== FRAGMENTO DEL DOCUMENTO

Se utilizan para disminuir ruidos a la entrada , sobre todo los de 50 , 60 , 100 o 120 Hz de la alimentación.

Saludos !

P.D.: Probá de poner 2 y no 3 díodos y achicá el capacitor de 1uF a 0,1uF


----------



## Ratmayor (Jun 19, 2012)

DOSMETROS dijo:


> P.D.: Probá de poner 2 y no 3 díodos y achicá el capacitor de 1uF a 0,1uF


0,1uF no sigue siendo demasiado? hice un ampli similar y usé uno de 47pF


----------



## DOSMETROS (Jun 19, 2012)

Por las dudas me fuí para arriba , no sea que le oscile y . . .


----------



## Pollo PS2 (Jun 19, 2012)

Una pregunta, ¿y porqué he de eliminar un diodo? ¿No se ajusta así correctamente la polarización de los transistores finales?

Sobre cambiar el condensador aún tengo que hacerlo, a la entrada se conectará un previo valvular con el circuito de tupolev, me gustaría probar el cambio con el previo ya funcionando (tengo problemas con la ecualización de tal previo).

Gracias de nuevo


----------



## DOSMETROS (Jun 19, 2012)

Con ese capacitor se evitan las posibles oscilaciones-muerte del amplificador , pero si es demasiado grande (tu caso) te quedás sin agudos 

Dos transistores de salida son dos junturas , con dos díodos estarias bien , con tres díodos te vas más hacia clase A , el tema es que hay peligro de se embale en temperatura y chau salida.

Deberías poner esos dos o tres díodos en contacto térmico (no eléctrico) con el disipador.

Otra mejora sería cambiar los díodos por un multiplicador VBE , pero necesita calibración.


----------



## Guzman (Jun 2, 2016)

Hola colegas necesito saber el límite de voltaje que soporta este amplificador


----------



## DOSMETROS (Jun 2, 2016)

Calculo que andará por los ±45 Vdc

Saludos !


----------

====

- _INSTRUCCIÓN 1_
Copia literalmente las líneas de las entradas desde el comienzo hasta la línea que contiene "forward-button[interactable]: ▶ (30, 55, 54, 77)", ambas incluidas.

== ENTRADAS PROPORCIONADAS

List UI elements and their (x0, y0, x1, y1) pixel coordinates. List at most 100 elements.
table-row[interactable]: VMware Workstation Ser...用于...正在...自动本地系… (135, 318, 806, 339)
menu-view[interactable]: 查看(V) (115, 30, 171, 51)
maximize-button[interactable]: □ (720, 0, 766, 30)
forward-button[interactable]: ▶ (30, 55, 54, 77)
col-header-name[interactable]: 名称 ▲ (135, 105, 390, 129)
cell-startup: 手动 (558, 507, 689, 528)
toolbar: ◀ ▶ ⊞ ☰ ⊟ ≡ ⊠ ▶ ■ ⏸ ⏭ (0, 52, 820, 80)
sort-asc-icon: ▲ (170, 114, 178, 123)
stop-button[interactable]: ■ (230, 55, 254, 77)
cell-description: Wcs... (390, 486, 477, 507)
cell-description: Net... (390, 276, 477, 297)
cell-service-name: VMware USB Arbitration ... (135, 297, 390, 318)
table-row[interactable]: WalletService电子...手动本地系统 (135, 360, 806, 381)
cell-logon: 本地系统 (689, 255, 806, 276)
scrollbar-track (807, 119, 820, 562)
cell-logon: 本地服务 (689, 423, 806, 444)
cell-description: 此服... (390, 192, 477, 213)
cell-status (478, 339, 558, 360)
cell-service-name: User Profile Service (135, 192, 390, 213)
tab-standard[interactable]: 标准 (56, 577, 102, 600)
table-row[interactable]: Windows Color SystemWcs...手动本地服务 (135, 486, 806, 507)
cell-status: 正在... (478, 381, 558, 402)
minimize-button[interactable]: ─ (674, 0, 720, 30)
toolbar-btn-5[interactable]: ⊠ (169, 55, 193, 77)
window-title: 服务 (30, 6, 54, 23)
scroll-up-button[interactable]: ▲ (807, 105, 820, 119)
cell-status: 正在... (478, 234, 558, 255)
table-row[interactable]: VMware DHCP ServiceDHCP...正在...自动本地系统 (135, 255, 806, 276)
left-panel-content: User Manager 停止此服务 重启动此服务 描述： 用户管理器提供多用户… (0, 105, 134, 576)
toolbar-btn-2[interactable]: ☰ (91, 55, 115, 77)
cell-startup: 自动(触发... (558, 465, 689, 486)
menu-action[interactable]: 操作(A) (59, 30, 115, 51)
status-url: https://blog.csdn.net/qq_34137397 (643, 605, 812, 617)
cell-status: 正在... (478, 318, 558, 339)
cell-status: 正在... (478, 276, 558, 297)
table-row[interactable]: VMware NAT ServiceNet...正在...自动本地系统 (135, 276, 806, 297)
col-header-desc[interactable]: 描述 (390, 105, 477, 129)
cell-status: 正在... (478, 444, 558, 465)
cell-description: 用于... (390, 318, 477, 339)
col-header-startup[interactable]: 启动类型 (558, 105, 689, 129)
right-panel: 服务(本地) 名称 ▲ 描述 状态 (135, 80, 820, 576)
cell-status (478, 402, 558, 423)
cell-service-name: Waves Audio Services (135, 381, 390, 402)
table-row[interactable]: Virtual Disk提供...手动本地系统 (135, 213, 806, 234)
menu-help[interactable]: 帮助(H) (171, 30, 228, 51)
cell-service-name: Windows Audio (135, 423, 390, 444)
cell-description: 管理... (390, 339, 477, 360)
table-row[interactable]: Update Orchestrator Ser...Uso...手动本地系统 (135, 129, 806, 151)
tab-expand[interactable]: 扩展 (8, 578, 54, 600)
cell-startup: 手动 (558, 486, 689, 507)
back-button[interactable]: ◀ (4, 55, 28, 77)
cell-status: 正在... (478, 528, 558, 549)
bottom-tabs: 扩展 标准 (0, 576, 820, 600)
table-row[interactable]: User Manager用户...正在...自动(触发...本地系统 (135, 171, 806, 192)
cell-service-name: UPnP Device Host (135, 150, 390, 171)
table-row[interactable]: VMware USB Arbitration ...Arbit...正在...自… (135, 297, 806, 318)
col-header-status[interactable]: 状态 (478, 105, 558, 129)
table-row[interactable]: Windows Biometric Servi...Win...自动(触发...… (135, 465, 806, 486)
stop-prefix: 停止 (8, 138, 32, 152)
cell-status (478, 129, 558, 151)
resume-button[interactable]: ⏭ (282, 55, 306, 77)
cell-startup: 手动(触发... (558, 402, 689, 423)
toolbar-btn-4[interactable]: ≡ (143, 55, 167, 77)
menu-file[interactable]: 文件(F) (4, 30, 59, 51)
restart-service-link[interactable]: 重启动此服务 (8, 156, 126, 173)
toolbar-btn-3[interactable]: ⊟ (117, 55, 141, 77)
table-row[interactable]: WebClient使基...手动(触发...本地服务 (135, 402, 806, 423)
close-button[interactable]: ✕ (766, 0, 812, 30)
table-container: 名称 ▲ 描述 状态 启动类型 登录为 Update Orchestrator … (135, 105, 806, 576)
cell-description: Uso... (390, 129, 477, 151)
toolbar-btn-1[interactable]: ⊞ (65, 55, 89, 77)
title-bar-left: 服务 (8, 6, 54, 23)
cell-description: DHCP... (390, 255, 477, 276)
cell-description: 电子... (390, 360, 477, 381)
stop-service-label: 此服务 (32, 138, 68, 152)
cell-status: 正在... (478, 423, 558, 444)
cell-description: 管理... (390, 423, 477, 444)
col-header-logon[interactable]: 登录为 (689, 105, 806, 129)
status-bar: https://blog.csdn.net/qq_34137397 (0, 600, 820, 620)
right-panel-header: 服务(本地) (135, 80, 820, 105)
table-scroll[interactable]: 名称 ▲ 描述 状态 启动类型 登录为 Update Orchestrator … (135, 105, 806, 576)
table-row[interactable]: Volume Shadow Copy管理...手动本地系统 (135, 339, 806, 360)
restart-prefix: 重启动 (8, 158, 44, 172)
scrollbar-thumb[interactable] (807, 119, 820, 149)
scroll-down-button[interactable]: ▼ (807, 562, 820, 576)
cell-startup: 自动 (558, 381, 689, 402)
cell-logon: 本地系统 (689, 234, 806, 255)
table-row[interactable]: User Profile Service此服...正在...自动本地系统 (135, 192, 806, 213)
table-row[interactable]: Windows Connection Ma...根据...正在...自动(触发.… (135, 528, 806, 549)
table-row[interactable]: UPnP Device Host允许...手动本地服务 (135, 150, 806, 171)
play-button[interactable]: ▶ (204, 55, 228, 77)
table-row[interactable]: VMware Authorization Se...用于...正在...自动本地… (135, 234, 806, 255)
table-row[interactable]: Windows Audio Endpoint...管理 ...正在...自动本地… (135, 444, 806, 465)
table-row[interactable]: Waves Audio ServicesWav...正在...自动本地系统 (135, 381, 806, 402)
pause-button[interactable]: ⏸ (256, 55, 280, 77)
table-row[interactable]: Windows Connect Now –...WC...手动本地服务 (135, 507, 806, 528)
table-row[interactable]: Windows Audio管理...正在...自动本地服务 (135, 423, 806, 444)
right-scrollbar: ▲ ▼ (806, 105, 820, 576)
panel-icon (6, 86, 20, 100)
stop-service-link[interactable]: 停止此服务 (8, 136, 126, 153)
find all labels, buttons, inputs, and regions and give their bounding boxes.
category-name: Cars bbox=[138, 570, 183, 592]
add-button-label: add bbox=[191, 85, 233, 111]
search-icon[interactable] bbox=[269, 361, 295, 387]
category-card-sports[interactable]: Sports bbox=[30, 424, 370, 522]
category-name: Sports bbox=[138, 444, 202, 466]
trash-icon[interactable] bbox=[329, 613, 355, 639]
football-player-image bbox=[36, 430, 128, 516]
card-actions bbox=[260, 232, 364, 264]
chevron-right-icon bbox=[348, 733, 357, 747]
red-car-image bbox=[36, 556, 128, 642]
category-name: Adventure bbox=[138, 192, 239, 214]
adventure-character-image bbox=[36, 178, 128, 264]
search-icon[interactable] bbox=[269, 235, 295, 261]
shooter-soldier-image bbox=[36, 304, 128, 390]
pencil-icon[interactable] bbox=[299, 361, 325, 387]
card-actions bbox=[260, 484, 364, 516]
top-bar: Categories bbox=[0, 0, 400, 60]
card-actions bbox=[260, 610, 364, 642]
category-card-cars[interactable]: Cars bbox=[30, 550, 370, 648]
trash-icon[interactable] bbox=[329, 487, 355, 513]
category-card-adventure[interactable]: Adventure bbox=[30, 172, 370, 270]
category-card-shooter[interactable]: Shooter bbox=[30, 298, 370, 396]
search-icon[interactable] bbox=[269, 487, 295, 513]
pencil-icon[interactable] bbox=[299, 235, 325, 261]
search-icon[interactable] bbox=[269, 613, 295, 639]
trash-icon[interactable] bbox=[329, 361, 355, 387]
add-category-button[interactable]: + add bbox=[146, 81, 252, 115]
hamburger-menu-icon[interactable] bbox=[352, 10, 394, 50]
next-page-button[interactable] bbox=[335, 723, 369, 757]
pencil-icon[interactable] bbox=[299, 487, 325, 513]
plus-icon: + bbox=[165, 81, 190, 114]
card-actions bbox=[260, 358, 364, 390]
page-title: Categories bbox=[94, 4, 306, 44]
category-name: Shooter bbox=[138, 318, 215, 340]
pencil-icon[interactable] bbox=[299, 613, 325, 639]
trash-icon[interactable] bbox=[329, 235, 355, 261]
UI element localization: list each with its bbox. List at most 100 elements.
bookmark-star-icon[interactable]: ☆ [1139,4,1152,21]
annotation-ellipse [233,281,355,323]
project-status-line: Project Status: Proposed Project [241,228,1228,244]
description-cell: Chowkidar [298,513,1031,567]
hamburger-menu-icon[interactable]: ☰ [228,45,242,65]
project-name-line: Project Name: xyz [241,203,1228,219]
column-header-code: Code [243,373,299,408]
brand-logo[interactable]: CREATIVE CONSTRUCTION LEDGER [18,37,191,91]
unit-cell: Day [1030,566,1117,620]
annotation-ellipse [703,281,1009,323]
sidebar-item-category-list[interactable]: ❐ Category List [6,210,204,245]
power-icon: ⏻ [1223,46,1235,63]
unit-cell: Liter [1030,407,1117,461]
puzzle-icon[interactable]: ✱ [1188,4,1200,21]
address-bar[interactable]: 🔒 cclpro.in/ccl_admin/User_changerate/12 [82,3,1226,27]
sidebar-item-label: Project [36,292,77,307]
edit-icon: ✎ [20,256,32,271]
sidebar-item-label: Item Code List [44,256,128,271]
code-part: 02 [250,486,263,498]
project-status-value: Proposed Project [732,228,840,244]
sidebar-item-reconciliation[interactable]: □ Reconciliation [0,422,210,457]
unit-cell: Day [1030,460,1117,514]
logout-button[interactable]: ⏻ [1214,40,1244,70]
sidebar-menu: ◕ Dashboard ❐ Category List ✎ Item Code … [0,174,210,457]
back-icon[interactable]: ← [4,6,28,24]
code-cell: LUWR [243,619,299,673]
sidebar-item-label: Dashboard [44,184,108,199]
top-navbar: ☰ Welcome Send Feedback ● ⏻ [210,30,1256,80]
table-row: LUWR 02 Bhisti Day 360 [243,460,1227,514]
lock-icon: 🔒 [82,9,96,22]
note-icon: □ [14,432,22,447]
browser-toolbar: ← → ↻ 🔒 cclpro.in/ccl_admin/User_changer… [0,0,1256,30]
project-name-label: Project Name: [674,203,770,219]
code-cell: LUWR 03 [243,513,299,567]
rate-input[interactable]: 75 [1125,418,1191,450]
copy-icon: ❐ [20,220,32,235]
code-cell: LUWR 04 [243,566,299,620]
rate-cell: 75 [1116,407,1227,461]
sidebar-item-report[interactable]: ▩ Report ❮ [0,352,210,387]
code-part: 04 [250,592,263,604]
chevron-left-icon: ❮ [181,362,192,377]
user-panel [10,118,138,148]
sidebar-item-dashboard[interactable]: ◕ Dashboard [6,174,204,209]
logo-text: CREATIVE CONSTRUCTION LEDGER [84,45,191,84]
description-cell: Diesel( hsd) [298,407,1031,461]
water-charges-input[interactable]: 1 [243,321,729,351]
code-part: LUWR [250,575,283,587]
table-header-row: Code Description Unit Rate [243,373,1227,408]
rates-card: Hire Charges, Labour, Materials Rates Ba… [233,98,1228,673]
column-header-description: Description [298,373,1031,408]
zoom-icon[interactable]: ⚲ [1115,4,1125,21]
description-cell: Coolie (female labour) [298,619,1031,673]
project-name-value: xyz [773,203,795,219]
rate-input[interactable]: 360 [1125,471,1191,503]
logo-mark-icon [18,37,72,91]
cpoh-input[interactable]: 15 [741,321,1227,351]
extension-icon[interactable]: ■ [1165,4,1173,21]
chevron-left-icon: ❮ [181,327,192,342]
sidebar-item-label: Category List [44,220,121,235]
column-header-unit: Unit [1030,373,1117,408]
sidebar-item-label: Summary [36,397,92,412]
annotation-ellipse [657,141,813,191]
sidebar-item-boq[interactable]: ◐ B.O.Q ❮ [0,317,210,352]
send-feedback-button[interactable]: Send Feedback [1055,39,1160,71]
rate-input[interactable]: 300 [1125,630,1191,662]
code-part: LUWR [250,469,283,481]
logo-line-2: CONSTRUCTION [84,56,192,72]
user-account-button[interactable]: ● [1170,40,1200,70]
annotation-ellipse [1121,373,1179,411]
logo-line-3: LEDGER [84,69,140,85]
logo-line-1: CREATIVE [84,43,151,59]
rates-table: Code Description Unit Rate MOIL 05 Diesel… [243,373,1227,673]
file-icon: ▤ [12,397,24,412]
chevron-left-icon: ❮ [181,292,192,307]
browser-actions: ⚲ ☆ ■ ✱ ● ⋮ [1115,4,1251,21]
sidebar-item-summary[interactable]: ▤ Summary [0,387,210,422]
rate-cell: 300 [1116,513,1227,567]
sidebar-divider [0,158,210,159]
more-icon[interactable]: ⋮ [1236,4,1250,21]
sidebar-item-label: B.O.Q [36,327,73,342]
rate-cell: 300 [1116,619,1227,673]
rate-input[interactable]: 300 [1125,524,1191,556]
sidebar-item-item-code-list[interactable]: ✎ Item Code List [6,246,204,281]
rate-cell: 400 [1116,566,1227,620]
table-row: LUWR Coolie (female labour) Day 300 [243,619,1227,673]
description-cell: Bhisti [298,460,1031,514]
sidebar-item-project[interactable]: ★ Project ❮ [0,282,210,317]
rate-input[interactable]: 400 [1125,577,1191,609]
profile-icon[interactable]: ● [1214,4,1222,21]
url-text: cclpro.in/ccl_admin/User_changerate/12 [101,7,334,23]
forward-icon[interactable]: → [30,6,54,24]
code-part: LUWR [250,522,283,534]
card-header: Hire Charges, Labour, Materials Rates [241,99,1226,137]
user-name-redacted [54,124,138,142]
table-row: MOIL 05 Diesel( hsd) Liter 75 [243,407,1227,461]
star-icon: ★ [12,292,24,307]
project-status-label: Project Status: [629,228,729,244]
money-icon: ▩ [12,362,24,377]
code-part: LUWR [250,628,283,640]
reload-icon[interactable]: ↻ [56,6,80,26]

====

- _INSTRUCCIÓN 2_
Responde estas preguntas sobre el hilo del amplificador.
(a) ¿De qué valor era el capacitor que usó Ratmayor en un amplificador similar?
(b) Según DOSMETROS, ¿qué ocurre si el capacitor es demasiado grande?
(c) ¿En cuánto calcula DOSMETROS el límite de voltaje del amplificador?

- _SOLUCIÓN 1_
List UI elements and their (x0, y0, x1, y1) pixel coordinates. List at most 100 elements.
table-row[interactable]: VMware Workstation Ser...用于...正在...自动本地系… (135, 318, 806, 339)
menu-view[interactable]: 查看(V) (115, 30, 171, 51)
maximize-button[interactable]: □ (720, 0, 766, 30)
forward-button[interactable]: ▶ (30, 55, 54, 77)

- _SOLUCIÓN 2_
(a) 47pF.
(b) Se pierden los agudos.
(c) Alrededor de ±45 Vdc.